-- AVAILABLE DATA start --

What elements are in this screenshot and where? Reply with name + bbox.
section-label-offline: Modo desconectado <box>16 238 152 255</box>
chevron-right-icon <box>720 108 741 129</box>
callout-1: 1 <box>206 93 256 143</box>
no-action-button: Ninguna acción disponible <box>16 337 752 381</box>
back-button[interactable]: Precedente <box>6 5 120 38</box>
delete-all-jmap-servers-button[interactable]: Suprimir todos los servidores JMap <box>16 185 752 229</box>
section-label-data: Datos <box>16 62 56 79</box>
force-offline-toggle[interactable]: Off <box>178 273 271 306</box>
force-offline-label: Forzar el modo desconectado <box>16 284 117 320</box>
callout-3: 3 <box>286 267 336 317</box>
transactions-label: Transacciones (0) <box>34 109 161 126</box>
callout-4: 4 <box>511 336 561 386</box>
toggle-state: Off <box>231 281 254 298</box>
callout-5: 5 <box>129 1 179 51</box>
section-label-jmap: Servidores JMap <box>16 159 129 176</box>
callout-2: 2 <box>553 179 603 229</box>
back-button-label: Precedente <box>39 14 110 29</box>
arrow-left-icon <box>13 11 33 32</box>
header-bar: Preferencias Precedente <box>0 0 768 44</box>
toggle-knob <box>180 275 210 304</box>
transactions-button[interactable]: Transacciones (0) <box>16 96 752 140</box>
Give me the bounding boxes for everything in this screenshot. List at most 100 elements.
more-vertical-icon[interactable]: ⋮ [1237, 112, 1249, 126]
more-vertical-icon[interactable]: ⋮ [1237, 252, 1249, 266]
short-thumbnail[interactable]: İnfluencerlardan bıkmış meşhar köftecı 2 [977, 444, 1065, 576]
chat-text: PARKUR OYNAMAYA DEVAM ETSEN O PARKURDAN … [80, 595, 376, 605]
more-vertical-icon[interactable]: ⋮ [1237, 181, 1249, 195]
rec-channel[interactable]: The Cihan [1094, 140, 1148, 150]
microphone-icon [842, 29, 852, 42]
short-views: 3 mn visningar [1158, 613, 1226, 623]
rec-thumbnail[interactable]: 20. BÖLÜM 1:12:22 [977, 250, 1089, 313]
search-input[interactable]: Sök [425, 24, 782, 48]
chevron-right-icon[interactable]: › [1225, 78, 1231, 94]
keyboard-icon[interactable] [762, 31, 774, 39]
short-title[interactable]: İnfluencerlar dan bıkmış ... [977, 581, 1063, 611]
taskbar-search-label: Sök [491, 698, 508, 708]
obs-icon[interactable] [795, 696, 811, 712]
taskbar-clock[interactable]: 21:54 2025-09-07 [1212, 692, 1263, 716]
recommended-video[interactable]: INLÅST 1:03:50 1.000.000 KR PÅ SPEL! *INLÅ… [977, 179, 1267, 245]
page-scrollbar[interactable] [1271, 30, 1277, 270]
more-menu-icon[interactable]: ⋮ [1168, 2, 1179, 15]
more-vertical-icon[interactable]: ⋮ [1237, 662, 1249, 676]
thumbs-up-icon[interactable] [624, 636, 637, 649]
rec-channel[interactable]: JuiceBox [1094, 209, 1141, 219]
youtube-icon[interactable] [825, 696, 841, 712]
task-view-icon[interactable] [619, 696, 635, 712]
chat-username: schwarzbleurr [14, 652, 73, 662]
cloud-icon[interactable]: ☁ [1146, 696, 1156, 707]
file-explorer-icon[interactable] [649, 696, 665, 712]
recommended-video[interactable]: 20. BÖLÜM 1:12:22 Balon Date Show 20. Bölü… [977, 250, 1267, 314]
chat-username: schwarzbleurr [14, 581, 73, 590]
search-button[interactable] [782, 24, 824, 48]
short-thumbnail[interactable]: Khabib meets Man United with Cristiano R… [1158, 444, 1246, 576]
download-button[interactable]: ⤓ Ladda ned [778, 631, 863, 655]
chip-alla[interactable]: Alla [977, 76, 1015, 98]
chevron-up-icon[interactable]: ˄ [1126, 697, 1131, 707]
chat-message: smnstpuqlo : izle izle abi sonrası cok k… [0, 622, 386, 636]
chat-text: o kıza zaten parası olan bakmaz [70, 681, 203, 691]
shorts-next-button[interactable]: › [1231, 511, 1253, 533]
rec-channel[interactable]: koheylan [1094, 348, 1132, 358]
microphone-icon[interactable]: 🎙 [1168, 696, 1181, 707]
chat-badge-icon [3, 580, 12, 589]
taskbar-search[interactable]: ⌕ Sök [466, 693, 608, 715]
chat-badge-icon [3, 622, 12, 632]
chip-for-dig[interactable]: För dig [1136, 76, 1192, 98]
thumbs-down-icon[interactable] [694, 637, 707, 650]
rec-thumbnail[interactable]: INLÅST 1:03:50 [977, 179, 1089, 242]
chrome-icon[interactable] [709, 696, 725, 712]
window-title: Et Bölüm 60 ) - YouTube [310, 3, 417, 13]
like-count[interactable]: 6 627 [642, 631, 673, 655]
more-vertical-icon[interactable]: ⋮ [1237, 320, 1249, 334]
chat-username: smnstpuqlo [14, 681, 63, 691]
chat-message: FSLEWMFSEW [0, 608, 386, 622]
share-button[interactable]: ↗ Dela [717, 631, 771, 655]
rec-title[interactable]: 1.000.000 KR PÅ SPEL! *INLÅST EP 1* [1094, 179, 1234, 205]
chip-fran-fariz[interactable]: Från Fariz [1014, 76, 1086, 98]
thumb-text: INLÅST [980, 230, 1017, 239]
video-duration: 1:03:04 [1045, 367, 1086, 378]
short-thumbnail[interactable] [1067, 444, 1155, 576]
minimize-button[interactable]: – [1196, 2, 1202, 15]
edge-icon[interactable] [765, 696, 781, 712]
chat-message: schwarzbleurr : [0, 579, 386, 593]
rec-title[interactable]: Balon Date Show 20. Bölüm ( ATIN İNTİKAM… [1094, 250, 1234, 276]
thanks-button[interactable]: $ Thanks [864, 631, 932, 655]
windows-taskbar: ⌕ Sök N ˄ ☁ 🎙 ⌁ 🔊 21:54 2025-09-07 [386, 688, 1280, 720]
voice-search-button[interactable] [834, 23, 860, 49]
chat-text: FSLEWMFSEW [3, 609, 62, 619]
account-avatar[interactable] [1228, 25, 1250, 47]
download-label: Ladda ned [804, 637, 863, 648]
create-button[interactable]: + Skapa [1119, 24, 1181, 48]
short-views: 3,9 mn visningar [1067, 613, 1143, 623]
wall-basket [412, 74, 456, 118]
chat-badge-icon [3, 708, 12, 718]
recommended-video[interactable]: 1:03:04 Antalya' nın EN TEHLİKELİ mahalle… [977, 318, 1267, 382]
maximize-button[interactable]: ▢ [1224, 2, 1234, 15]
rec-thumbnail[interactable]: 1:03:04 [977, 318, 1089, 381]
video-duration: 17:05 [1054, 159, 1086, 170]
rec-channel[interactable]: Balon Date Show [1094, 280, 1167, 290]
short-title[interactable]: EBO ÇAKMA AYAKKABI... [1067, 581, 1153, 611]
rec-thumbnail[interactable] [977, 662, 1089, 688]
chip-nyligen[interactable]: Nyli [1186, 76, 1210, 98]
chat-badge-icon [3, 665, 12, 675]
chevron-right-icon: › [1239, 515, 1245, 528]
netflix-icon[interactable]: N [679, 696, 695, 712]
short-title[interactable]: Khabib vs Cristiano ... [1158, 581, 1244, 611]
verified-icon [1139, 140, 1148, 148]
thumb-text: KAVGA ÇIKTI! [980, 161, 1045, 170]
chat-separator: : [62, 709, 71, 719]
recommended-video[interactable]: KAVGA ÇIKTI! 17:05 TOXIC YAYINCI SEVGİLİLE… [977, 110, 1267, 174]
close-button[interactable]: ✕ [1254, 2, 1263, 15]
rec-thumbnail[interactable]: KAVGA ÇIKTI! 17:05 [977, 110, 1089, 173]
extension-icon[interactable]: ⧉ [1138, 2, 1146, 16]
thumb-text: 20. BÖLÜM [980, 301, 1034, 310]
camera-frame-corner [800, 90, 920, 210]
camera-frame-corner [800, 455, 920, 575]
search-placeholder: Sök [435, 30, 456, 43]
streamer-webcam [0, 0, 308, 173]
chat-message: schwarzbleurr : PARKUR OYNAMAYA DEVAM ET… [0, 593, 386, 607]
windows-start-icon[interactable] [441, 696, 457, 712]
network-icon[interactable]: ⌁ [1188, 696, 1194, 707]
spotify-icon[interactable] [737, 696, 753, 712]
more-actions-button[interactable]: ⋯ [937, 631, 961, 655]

-- AVAILABLE DATA end --

Find every row above that contains the string "with", and copy each of those rows in full.

- _ANSWER FOR THE TASK_
What elements are in this screenshot and where? Reply with name + bbox.
short-thumbnail[interactable]: Khabib meets Man United with Cristiano R… [1158, 444, 1246, 576]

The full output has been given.